* **EXERCISE TASK**: How many lines in the records below hold the string "overweight"? Please answer with the number and nothing more.
· · · ·
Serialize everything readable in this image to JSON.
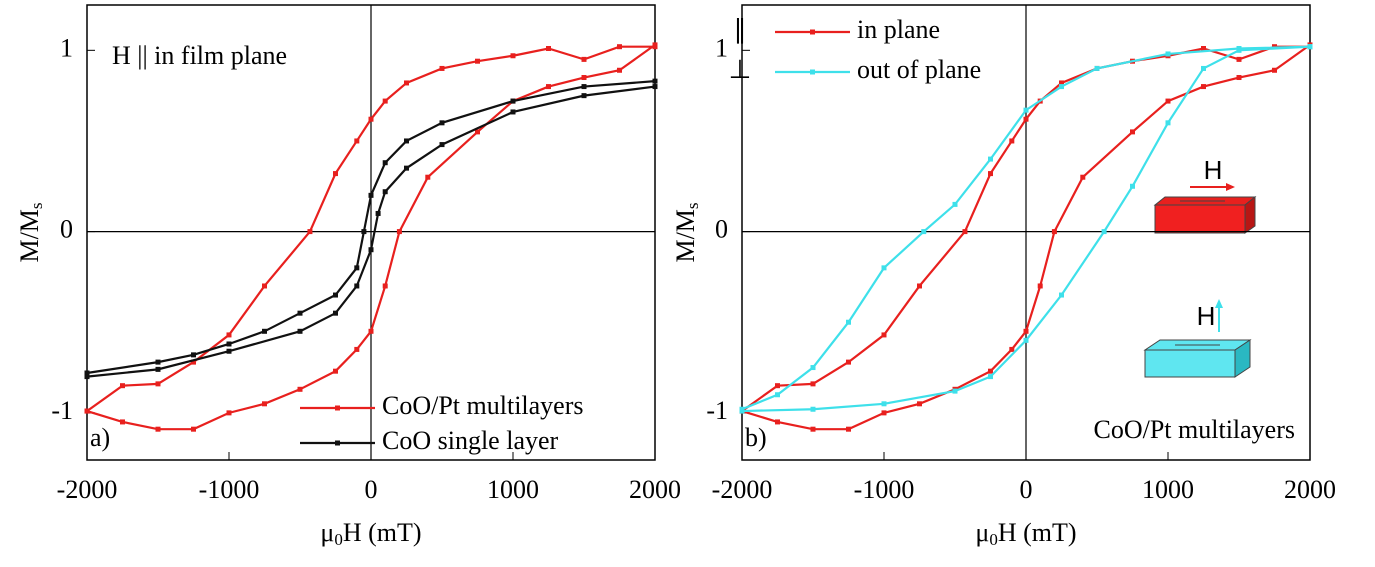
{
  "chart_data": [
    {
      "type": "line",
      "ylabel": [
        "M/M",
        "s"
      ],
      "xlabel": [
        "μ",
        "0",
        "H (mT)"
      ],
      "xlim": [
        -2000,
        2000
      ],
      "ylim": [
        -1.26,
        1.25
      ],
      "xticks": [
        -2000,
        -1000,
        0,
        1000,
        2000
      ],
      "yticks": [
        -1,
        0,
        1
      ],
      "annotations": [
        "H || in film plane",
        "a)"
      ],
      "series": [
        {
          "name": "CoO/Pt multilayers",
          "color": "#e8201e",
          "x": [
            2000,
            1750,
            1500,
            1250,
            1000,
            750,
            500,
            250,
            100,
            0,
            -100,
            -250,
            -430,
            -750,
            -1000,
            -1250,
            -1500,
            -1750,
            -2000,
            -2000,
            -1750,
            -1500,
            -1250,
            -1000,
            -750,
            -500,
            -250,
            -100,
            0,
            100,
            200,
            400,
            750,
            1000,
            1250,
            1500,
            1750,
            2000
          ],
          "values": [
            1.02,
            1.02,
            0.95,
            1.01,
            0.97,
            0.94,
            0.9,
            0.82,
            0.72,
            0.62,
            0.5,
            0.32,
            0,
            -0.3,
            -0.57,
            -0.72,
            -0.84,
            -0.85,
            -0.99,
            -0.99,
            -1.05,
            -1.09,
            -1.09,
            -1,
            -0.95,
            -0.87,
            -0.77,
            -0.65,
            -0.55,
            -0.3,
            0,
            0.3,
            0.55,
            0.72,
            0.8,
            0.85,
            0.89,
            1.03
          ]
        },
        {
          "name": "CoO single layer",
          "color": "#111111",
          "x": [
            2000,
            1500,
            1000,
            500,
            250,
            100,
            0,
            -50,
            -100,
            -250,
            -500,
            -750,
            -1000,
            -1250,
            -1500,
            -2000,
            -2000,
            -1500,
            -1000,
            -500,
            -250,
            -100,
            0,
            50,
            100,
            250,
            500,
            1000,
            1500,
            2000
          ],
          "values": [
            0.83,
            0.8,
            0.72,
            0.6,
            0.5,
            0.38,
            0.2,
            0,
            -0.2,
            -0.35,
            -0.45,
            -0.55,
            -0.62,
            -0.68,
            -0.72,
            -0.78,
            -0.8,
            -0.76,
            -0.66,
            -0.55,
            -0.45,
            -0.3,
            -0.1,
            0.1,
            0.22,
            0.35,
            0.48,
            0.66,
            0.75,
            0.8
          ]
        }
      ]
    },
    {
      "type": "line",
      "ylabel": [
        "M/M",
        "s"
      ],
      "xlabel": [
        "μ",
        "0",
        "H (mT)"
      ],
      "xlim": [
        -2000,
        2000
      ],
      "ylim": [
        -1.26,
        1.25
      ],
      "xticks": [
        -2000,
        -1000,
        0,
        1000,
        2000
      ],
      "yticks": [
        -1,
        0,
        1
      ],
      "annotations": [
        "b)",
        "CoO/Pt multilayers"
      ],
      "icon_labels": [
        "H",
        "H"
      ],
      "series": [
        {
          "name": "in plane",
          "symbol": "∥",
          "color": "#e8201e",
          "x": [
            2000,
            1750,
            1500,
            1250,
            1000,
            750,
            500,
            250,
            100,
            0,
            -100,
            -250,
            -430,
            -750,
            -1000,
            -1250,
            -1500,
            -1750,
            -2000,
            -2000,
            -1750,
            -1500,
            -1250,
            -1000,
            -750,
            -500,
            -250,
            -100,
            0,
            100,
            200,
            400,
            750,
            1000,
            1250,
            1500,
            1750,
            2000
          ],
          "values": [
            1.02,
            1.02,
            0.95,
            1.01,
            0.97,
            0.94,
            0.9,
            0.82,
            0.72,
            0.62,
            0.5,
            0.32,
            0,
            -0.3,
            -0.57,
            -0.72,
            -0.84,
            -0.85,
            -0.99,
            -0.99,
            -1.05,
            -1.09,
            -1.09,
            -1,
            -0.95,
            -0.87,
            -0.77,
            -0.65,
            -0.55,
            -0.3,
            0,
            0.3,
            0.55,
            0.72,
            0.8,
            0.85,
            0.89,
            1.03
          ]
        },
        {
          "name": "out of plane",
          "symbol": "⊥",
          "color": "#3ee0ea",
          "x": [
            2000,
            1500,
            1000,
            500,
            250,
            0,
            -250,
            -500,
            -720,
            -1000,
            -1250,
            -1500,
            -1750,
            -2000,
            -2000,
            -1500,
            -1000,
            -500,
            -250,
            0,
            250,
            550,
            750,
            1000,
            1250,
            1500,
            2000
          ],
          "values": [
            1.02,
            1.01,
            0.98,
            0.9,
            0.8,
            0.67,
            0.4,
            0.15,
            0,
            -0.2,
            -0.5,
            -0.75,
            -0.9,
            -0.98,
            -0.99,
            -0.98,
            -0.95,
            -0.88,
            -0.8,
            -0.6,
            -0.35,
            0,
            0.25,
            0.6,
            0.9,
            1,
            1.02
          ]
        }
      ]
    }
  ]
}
· · · ·
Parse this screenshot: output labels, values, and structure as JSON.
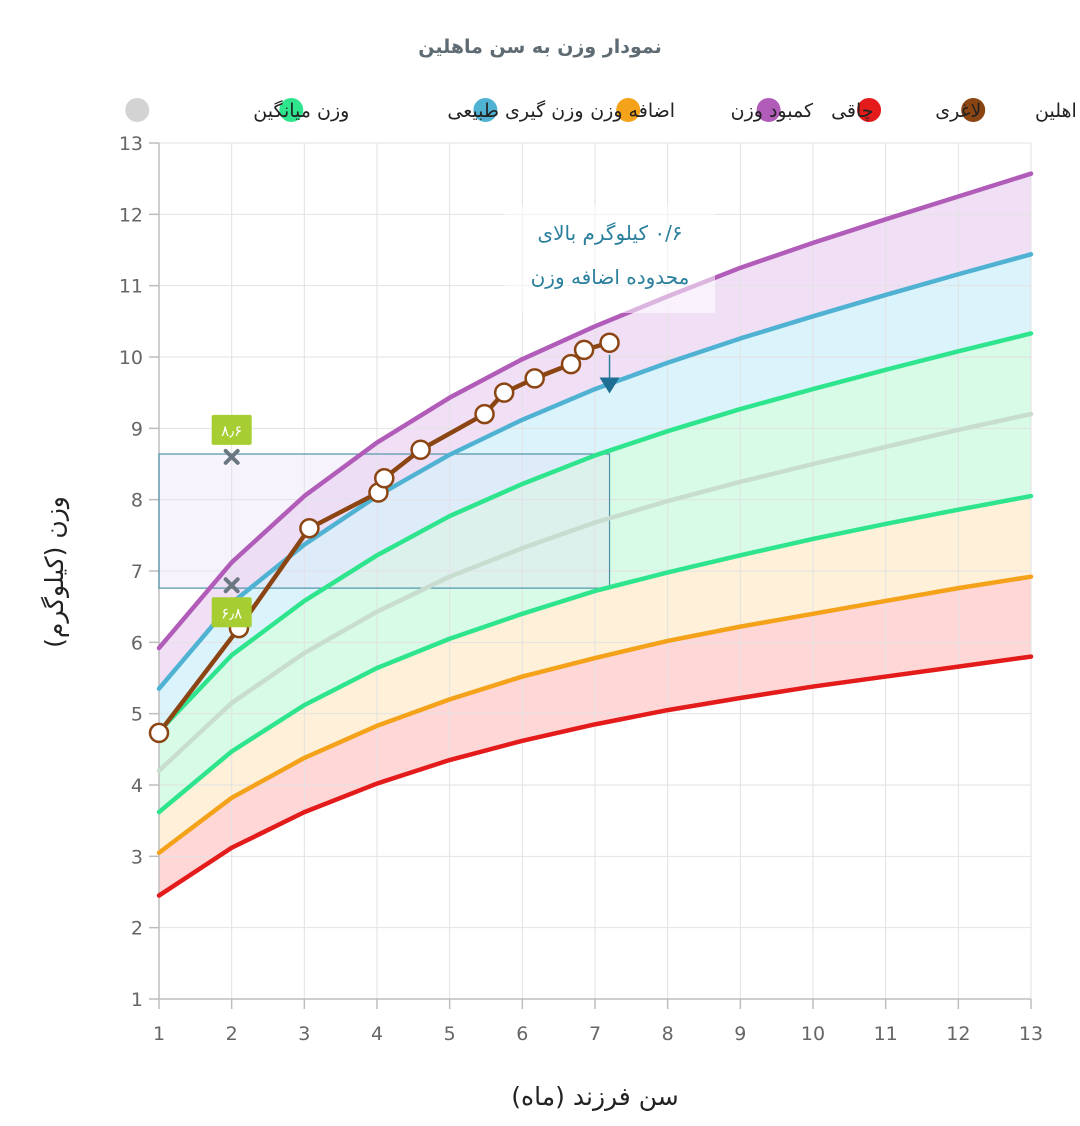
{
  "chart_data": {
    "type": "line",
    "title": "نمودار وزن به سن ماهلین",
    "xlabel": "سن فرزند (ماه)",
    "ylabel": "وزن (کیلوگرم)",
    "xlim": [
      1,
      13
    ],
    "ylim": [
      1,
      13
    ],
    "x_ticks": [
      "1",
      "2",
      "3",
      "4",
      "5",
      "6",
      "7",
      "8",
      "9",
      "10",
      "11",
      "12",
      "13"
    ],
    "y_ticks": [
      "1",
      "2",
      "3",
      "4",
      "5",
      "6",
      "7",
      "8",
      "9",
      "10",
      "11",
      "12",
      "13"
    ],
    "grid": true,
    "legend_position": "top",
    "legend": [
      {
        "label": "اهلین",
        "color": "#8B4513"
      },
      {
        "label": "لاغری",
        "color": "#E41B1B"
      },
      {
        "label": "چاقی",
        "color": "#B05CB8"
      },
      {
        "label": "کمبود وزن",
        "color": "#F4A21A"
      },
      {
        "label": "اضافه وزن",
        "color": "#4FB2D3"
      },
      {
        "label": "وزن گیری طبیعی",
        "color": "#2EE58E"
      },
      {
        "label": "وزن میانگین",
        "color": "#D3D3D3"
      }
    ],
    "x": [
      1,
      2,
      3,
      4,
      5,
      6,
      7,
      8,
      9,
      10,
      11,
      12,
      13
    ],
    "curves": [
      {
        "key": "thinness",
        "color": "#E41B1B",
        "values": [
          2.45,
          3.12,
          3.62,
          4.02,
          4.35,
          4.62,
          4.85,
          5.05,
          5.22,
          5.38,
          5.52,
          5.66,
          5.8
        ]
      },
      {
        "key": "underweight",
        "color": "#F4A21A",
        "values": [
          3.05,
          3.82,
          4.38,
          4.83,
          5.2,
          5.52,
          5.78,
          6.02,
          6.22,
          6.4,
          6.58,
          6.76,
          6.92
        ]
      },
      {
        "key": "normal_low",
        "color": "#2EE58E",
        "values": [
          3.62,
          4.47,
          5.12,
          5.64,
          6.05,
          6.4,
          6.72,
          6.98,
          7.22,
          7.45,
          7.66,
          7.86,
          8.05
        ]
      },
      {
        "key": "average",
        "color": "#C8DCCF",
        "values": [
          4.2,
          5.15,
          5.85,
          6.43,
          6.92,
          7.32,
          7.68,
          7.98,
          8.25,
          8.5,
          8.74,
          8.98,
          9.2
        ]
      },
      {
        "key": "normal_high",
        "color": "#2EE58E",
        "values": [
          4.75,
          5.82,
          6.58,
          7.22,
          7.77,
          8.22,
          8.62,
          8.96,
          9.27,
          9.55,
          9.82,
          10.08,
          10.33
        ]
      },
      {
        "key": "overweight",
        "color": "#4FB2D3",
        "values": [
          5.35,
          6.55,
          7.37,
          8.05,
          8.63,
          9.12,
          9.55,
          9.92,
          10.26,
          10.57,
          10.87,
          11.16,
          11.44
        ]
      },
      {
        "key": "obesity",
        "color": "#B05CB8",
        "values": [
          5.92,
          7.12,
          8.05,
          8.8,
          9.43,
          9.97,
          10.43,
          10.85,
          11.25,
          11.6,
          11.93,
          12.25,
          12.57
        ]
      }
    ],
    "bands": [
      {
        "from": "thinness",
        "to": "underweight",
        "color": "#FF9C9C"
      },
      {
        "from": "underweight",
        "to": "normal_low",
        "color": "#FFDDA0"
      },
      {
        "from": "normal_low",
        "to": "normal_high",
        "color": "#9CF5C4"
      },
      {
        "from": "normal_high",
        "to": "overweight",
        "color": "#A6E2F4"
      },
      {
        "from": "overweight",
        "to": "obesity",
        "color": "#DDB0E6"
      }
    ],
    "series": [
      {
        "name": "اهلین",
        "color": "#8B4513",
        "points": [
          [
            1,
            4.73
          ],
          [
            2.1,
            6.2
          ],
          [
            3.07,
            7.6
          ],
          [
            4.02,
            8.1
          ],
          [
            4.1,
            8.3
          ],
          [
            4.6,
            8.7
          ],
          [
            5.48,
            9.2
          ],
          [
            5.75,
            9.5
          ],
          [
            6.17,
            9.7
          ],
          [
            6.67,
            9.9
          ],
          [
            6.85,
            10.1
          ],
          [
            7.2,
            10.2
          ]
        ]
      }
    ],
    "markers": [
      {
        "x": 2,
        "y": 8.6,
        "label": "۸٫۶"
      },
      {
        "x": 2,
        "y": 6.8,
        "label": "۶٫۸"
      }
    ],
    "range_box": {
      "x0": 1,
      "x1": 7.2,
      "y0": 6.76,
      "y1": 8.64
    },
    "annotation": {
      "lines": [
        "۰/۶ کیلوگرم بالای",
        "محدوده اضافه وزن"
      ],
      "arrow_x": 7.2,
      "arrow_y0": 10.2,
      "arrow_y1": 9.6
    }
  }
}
· · · ·
* **THE ANSWER**: 3